--- WORK INSTRUCTIONS ---
Return each line that holds the word "KNOTS".

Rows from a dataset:

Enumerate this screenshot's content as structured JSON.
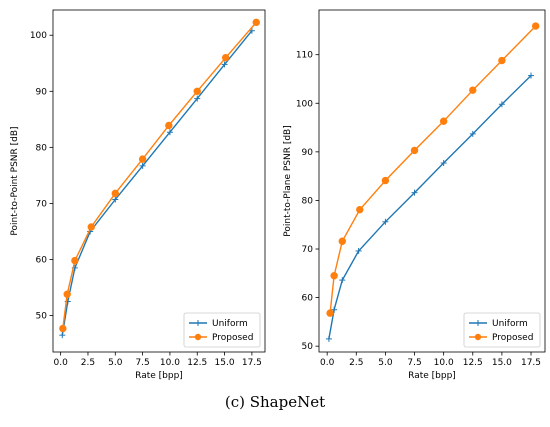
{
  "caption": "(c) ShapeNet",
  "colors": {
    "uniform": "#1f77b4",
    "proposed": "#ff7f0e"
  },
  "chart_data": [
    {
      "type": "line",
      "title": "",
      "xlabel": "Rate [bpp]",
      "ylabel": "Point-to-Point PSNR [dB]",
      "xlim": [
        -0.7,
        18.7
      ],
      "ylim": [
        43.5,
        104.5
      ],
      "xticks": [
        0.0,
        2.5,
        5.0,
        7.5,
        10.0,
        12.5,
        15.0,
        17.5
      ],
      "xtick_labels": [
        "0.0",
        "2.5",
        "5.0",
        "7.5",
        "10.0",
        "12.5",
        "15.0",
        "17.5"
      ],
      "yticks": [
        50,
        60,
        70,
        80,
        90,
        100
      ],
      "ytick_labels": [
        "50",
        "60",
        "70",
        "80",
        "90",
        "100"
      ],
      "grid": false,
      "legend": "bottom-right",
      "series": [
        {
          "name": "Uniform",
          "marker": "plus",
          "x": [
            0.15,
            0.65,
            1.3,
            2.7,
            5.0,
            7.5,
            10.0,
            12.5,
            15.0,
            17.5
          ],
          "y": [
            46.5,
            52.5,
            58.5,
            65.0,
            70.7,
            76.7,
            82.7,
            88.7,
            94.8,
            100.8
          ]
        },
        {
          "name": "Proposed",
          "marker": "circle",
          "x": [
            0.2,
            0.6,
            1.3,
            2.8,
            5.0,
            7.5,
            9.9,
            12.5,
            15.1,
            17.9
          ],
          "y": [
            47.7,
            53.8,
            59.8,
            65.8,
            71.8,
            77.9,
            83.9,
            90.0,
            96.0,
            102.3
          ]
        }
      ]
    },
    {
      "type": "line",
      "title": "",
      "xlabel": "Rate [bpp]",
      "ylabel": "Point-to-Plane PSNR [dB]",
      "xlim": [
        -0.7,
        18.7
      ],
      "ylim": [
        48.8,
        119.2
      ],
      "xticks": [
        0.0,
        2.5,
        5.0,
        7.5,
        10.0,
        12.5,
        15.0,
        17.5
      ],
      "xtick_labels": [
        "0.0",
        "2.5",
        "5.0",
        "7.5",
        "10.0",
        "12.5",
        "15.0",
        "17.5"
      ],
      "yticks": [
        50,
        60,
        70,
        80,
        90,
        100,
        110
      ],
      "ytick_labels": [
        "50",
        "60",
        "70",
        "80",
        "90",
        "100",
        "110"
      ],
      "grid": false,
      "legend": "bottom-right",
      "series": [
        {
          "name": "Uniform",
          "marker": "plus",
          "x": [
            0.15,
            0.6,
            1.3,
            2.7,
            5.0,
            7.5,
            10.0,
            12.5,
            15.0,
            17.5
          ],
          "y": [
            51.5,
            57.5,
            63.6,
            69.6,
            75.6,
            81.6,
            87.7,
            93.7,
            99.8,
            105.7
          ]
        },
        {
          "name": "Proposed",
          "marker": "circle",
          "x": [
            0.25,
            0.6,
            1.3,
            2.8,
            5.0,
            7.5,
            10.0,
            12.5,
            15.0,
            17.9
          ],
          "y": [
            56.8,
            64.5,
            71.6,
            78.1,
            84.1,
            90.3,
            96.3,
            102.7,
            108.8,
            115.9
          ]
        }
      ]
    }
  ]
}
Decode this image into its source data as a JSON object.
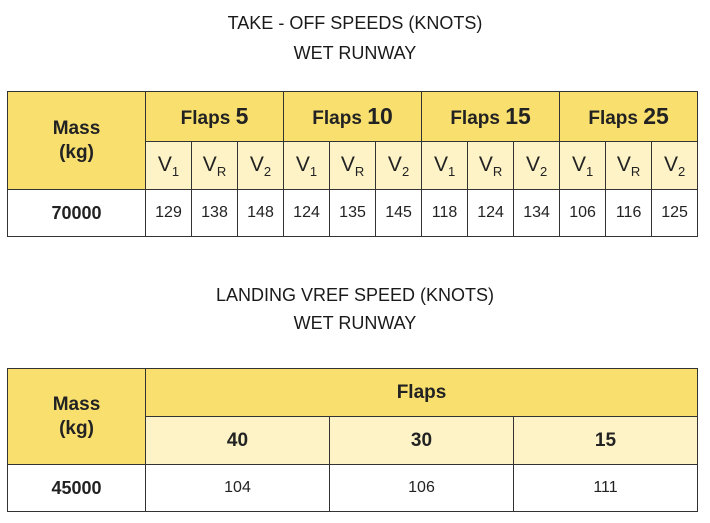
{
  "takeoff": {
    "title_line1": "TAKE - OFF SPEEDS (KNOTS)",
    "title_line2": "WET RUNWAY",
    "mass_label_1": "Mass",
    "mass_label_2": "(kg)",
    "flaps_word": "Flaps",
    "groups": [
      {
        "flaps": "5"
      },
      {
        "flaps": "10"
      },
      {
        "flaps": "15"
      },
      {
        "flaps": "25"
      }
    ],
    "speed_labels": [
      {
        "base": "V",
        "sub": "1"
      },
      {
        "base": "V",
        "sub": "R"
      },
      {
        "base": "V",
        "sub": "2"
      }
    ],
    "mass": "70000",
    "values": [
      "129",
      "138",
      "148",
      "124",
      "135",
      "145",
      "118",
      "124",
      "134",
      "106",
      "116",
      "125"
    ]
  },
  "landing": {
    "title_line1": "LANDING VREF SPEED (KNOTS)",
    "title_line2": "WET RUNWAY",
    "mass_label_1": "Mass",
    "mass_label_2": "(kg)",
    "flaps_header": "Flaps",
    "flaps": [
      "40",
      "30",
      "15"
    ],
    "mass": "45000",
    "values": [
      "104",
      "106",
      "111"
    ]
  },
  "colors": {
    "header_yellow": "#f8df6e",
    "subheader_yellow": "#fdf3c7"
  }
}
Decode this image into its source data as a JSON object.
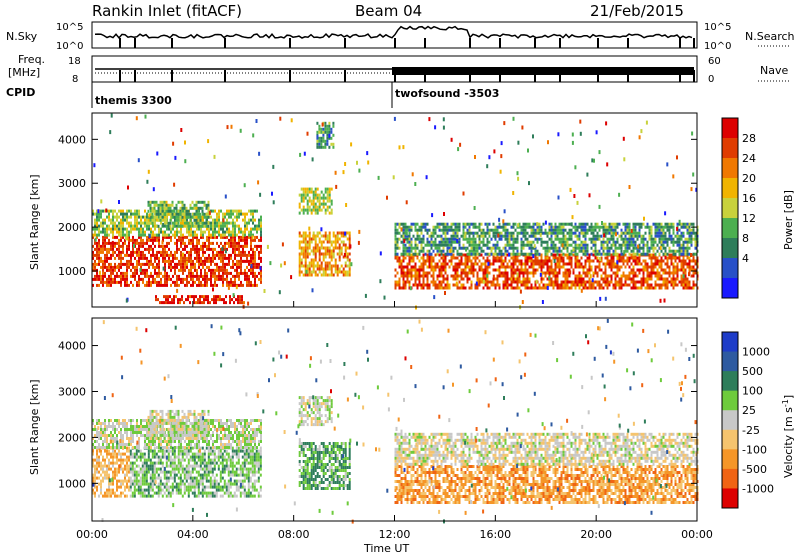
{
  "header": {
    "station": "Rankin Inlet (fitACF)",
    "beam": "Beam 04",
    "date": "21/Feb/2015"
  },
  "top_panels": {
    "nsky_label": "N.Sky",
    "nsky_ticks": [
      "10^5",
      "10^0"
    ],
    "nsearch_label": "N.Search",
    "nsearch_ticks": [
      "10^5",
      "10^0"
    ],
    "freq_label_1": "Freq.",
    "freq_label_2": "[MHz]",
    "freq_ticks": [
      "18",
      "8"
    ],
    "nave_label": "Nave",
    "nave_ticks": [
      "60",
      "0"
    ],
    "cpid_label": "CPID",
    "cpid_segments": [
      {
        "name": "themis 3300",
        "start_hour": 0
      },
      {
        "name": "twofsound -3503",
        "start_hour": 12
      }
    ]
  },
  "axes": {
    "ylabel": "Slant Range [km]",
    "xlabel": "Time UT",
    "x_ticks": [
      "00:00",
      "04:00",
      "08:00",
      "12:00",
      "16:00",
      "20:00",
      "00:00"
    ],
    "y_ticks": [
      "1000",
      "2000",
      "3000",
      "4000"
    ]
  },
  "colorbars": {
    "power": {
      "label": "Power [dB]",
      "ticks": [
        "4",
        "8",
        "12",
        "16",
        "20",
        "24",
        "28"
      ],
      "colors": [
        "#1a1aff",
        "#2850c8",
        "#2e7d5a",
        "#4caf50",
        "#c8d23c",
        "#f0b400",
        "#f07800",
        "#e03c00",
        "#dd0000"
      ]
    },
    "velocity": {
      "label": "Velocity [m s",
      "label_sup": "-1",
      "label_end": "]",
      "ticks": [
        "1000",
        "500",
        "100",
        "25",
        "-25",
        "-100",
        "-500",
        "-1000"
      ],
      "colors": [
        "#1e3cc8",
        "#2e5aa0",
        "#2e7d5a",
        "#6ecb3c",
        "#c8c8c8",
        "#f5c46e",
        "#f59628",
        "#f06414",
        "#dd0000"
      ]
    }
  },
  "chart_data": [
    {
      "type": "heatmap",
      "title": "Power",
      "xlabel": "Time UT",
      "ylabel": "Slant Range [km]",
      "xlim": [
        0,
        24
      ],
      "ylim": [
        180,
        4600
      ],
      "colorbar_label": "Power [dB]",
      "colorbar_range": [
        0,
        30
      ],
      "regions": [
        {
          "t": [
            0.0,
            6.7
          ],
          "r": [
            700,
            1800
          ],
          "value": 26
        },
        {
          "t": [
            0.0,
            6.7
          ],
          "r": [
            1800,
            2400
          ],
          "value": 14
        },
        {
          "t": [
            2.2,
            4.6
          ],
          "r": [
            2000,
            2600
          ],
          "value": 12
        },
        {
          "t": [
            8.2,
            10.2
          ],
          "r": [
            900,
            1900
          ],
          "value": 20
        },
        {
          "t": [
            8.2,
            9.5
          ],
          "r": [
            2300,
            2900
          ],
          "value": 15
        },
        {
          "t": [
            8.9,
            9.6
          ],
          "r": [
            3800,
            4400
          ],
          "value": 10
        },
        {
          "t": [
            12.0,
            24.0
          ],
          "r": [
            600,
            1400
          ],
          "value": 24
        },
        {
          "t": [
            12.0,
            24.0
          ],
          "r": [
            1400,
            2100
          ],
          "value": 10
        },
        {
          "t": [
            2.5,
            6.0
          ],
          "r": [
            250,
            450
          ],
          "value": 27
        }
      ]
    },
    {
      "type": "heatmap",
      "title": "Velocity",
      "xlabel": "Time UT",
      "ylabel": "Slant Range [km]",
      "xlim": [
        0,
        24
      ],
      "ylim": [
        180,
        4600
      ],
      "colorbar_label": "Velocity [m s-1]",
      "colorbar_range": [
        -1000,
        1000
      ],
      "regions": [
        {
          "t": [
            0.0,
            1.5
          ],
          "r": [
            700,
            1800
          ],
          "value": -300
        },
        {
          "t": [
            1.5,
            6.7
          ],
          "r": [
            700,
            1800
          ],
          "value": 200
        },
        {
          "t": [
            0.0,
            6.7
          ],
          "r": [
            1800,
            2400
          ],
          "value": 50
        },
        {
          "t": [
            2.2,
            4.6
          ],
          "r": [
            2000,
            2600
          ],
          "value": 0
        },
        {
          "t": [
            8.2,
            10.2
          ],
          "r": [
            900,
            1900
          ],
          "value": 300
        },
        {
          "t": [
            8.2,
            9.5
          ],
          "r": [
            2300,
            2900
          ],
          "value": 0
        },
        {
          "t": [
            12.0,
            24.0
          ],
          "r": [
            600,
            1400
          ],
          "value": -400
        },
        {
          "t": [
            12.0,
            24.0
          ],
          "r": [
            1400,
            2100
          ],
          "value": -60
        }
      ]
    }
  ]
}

...

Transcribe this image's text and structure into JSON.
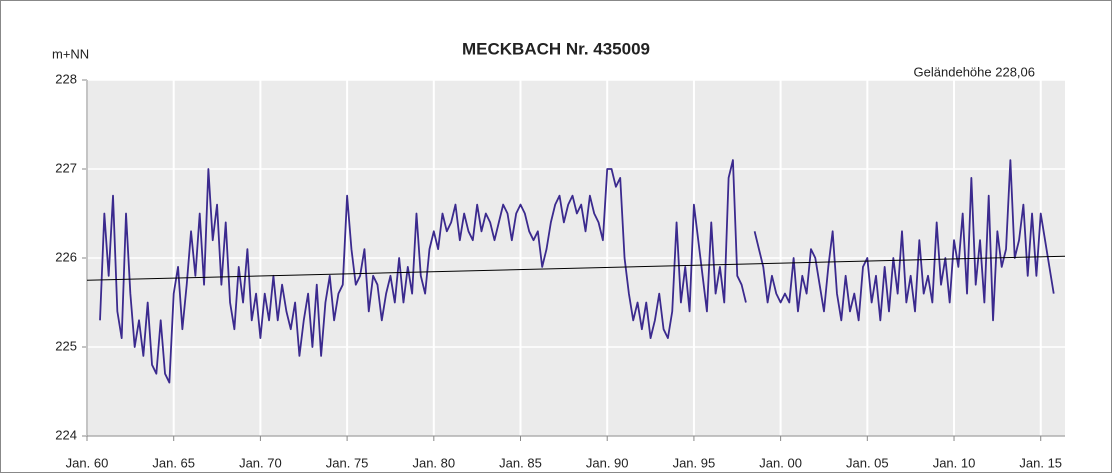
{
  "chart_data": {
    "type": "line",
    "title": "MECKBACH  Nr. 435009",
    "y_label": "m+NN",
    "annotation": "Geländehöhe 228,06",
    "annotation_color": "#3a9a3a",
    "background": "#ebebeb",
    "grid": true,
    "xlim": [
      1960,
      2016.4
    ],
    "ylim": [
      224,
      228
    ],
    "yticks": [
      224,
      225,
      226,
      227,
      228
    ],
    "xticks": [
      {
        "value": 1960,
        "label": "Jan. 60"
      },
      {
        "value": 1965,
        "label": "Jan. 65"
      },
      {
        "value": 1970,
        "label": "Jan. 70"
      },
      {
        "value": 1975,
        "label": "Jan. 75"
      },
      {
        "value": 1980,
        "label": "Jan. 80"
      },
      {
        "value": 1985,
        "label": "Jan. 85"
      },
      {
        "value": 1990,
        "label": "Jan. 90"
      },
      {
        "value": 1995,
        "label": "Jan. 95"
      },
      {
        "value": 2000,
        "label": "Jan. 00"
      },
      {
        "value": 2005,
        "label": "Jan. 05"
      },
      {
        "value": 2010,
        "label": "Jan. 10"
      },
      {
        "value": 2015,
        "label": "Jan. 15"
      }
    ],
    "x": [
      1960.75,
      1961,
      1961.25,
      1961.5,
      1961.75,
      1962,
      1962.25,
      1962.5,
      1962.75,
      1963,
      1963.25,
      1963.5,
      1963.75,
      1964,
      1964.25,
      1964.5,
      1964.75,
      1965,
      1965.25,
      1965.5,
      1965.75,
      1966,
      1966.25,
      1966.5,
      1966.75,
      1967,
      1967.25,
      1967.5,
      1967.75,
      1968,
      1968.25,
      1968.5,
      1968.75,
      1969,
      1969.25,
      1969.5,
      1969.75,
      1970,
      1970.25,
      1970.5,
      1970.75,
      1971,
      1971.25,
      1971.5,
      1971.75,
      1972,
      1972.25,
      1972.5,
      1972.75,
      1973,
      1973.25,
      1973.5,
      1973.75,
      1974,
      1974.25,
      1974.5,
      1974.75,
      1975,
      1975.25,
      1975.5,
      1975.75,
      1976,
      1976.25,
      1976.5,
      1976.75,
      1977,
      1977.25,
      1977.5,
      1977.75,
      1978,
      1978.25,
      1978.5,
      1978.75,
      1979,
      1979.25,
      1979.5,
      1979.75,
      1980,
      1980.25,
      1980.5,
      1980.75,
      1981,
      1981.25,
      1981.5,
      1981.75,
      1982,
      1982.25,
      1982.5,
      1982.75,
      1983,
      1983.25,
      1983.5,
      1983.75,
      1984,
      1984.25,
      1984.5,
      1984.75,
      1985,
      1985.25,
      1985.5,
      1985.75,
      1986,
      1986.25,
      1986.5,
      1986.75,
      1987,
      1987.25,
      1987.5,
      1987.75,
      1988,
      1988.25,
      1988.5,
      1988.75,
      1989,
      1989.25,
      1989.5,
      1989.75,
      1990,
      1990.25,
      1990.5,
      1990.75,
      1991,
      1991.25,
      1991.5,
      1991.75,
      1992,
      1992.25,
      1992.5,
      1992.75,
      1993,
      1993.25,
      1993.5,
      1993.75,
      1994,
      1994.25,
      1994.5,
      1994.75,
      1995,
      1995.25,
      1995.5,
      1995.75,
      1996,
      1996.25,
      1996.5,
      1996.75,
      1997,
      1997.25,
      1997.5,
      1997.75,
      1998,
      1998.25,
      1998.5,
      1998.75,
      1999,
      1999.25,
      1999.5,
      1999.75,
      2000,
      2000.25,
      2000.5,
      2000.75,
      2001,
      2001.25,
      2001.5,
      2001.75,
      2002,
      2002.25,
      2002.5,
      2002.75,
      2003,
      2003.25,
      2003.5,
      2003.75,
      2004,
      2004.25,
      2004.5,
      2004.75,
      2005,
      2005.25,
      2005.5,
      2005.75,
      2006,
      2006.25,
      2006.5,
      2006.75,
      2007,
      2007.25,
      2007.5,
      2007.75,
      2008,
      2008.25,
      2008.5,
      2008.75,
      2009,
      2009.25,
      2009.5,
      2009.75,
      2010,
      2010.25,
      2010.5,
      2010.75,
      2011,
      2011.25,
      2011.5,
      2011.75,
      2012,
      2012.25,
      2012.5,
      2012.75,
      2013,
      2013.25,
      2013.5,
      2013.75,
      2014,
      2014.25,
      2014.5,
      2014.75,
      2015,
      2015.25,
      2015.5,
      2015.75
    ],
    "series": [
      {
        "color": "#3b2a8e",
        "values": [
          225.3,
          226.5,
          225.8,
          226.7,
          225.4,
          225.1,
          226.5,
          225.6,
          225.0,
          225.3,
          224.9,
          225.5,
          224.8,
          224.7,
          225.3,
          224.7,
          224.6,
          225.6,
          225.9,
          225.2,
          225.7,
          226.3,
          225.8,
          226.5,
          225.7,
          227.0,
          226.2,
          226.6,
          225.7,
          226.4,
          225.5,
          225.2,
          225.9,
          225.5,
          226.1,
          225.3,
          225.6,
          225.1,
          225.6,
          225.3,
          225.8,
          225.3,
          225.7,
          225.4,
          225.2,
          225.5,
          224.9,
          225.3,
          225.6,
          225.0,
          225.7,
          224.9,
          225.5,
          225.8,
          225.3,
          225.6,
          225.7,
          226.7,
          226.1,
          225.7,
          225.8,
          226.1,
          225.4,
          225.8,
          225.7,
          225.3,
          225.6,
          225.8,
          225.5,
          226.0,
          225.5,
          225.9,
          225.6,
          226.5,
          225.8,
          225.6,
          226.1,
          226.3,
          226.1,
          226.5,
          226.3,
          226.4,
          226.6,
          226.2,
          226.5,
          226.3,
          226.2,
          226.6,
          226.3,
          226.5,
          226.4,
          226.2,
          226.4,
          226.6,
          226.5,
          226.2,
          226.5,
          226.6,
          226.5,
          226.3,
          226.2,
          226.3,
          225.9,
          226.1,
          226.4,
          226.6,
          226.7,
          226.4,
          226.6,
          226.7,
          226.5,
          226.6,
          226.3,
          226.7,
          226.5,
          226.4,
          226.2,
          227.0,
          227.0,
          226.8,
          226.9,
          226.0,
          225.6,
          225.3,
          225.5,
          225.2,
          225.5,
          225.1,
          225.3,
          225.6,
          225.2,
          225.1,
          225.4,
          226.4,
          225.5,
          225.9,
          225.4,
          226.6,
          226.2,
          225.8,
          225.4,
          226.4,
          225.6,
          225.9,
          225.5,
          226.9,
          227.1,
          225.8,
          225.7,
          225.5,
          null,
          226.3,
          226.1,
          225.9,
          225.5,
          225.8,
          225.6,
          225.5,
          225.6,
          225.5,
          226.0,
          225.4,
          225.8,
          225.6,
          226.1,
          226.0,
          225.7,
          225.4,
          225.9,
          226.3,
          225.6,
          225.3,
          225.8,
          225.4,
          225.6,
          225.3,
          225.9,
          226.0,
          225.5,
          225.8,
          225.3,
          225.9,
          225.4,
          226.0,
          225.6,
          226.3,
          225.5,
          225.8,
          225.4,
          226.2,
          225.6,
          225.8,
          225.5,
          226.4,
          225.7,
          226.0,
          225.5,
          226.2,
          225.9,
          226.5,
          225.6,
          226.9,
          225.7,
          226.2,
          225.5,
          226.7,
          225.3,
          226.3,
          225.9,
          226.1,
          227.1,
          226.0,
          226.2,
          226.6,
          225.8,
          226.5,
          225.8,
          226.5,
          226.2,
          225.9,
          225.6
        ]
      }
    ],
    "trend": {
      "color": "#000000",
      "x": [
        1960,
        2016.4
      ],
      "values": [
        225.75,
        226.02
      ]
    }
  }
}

--- TASK ANSWER ---
    "title_line1": "TAKE - OFF SPEEDS (KNOTS)",
    "title_line1": "LANDING VREF SPEED (KNOTS)",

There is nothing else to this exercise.